━━━ Provided data ━━━

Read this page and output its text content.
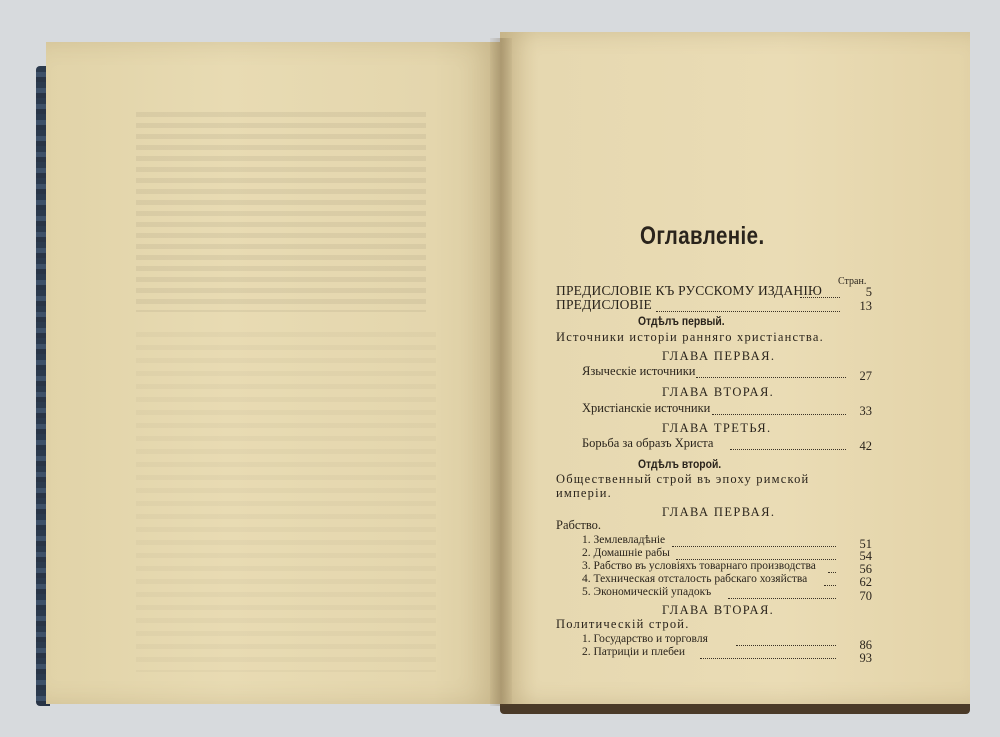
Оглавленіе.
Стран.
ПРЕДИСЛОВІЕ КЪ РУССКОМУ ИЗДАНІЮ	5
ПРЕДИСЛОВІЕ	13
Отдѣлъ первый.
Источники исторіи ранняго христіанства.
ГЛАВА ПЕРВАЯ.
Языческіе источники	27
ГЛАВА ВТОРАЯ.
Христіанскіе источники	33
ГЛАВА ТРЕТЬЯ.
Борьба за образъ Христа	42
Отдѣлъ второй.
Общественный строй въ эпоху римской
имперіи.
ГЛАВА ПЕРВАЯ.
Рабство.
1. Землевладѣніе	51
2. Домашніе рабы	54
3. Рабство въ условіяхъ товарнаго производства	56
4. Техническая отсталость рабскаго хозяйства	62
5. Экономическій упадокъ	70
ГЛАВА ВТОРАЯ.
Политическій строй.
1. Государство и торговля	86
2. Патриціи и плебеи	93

━━━
━━━ Provided data ━━━

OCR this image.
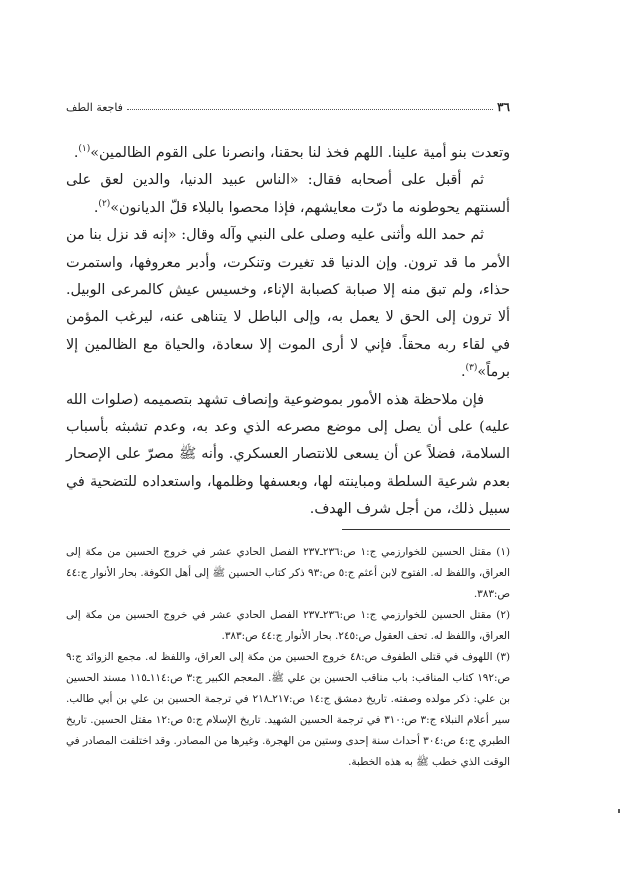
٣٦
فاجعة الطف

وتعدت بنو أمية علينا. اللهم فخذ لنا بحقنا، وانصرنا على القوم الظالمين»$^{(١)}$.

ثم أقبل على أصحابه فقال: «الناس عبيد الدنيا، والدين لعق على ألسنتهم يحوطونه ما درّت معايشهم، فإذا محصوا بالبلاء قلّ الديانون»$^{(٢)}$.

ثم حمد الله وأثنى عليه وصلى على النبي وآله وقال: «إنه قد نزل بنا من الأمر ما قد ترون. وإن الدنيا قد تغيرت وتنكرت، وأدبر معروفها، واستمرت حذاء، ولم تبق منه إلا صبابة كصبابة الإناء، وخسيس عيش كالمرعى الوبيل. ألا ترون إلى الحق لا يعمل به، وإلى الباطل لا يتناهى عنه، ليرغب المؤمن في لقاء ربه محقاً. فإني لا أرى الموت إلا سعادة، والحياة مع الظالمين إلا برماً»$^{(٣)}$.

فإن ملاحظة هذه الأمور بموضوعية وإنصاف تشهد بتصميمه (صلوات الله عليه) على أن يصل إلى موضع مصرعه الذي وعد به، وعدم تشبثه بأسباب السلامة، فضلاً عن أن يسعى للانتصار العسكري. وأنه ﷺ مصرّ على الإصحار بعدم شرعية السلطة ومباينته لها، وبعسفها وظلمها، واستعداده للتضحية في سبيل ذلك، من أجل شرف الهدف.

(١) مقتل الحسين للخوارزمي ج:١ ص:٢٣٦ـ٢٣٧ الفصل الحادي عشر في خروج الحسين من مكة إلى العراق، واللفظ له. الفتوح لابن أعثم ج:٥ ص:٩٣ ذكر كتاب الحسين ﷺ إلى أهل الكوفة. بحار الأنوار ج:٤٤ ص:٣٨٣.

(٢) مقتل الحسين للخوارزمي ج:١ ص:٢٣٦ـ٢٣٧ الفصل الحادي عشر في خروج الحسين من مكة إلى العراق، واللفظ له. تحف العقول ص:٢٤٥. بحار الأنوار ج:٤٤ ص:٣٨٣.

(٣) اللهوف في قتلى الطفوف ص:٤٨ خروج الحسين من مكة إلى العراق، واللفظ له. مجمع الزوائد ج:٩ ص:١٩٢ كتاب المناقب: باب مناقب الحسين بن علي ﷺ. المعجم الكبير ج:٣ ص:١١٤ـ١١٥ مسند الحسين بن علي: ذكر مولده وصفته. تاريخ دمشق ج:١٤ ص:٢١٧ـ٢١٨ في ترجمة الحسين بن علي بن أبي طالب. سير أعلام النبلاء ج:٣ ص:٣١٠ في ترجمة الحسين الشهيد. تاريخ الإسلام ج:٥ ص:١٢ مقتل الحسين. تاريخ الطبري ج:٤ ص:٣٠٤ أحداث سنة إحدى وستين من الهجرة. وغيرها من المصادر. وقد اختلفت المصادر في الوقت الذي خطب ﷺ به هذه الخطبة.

━━━

- [Directive]: Find each line holding the string "Рабство" and copy it out.

- [The response]:
Рабство.
3. Рабство въ условіяхъ товарнаго производства	56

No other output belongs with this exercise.